WHAT TO WORK ON: In the abstract about assessing the aesthetics of children's paintings, how many attributes does each image in the labeled part of the dataset have?
-- Start of EXTRACT --
AACP: Aesthetics Assessment of Children’s Paintings Based on Self-Supervised Learning

Authors

  • Shiqi Jiang East China Normal University
  • Ning Li East China Normal University
  • Chen Shi East China Normal University
  • Liping Guo East China Normal University
  • Changbo Wang East China Normal University
  • Chenhui Li East China Normal University

DOI:

https://doi.org/10.1609/aaai.v38i3.28030

Keywords:

CV: Computational Photography, Image & Video Synthesis, HAI: Understanding People, Theories, Concepts and Methods

Abstract

The Aesthetics Assessment of Children's Paintings (AACP) is an important branch of the image aesthetics assessment (IAA), playing a significant role in children's education. This task presents unique challenges, such as limited available data and the requirement for evaluation metrics from multiple perspectives. However, previous approaches have relied on training large datasets and subsequently providing an aesthetics score to the image, which is not applicable to AACP. To solve this problem, we construct an aesthetics assessment dataset of children's paintings and a model based on self-supervised learning. 1) We build a novel dataset composed of two parts: the first part contains more than 20k unlabeled images of children's paintings; the second part contains 1.2k images of children's paintings, and each image contains eight attributes labeled by multiple design experts. 2) We design a pipeline that includes a feature extraction module, perception modules and a disentangled evaluation module. 3) We conduct both qualitative and quantitative experiments to compare our model's performance with five other methods using the AACP dataset. Our experiments reveal that our method can accurately capture aesthetic features and achieve state-of-the-art performance.
-- End of EXTRACT --
-- Start of PROVIDED DATA --
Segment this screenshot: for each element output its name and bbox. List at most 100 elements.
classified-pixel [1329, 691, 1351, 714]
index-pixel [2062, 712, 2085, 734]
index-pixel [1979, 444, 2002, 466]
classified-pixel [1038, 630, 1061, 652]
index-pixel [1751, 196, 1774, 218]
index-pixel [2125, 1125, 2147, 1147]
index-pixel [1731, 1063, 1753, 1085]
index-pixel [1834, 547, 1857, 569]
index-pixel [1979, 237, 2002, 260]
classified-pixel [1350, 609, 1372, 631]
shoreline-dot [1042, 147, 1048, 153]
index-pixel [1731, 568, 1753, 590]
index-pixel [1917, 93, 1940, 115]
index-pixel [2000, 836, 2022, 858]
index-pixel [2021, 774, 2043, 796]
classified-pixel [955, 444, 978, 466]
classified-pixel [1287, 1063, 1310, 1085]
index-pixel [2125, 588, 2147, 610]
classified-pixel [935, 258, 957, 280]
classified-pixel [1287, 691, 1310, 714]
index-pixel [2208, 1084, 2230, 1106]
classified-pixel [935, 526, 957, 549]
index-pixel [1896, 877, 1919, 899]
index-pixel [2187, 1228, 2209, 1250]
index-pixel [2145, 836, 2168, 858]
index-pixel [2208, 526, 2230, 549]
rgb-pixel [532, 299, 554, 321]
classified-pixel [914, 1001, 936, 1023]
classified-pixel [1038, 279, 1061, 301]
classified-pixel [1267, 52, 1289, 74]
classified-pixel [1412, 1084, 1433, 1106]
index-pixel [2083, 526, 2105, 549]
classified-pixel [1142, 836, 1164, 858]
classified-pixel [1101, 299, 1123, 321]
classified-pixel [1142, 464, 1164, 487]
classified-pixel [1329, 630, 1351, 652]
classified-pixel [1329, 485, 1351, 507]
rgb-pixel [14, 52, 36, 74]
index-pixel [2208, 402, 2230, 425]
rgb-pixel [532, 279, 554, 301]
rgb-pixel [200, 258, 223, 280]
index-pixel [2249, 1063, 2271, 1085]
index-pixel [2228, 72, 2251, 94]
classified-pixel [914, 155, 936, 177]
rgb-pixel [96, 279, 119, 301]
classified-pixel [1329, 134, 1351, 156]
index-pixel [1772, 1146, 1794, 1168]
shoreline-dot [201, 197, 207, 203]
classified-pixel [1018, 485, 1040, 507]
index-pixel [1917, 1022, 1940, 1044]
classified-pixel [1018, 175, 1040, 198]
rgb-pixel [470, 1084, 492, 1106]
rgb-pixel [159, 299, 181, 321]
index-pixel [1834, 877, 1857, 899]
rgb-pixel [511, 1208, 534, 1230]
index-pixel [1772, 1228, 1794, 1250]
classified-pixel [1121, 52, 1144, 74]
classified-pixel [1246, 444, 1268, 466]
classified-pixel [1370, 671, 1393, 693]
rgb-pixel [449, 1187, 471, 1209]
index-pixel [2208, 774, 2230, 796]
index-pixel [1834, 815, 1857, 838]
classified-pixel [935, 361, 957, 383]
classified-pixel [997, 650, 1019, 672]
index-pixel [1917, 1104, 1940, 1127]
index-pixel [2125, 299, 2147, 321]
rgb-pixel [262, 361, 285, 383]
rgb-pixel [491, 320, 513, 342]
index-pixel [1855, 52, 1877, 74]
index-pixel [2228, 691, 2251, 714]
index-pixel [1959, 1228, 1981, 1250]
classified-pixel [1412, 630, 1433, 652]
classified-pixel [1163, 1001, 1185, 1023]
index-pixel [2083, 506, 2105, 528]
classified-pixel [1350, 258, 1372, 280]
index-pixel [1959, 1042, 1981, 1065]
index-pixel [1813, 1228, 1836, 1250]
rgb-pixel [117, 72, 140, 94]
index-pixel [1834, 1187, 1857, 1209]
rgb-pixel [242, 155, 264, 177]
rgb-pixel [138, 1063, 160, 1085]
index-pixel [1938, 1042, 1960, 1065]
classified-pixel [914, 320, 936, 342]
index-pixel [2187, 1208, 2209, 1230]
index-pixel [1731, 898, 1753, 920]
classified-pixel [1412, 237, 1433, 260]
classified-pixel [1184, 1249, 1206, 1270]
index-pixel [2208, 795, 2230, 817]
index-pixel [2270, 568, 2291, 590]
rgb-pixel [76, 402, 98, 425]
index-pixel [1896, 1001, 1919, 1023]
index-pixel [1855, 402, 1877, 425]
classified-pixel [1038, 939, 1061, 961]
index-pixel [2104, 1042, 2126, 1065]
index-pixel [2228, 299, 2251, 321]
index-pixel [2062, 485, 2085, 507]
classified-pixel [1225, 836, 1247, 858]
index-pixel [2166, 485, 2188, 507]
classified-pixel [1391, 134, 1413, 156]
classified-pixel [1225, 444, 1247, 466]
-- End of PROVIDED DATA --
SOLUTION TO THIS PROBLEM: Each image has eight attributes, labeled by multiple design experts.